**Records**
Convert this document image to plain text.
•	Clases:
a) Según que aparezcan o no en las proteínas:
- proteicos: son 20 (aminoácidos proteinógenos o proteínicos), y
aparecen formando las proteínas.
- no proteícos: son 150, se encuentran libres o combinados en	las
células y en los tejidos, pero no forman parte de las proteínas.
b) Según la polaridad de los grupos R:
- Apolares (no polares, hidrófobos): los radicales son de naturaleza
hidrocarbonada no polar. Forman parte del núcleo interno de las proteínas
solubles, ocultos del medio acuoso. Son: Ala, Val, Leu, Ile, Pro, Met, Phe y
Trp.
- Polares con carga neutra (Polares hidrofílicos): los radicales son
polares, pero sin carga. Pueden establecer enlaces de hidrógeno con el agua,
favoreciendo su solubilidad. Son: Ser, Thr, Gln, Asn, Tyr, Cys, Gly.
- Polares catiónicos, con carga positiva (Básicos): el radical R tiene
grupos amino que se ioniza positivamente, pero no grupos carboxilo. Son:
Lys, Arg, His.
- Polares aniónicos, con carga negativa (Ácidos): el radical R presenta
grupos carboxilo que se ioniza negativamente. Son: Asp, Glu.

**Task**
The full set of records above must be reproduced exactly in the reply.

**Problem solution**
Convert this document image to plain text.
•	Clases:
a) Según que aparezcan o no en las proteínas:
- proteicos: son 20 (aminoácidos proteinógenos o proteínicos), y
aparecen formando las proteínas.
- no proteícos: son 150, se encuentran libres o combinados en	las
células y en los tejidos, pero no forman parte de las proteínas.
b) Según la polaridad de los grupos R:
- Apolares (no polares, hidrófobos): los radicales son de naturaleza
hidrocarbonada no polar. Forman parte del núcleo interno de las proteínas
solubles, ocultos del medio acuoso. Son: Ala, Val, Leu, Ile, Pro, Met, Phe y
Trp.
- Polares con carga neutra (Polares hidrofílicos): los radicales son
polares, pero sin carga. Pueden establecer enlaces de hidrógeno con el agua,
favoreciendo su solubilidad. Son: Ser, Thr, Gln, Asn, Tyr, Cys, Gly.
- Polares catiónicos, con carga positiva (Básicos): el radical R tiene
grupos amino que se ioniza positivamente, pero no grupos carboxilo. Son:
Lys, Arg, His.
- Polares aniónicos, con carga negativa (Ácidos): el radical R presenta
grupos carboxilo que se ioniza negativamente. Son: Asp, Glu.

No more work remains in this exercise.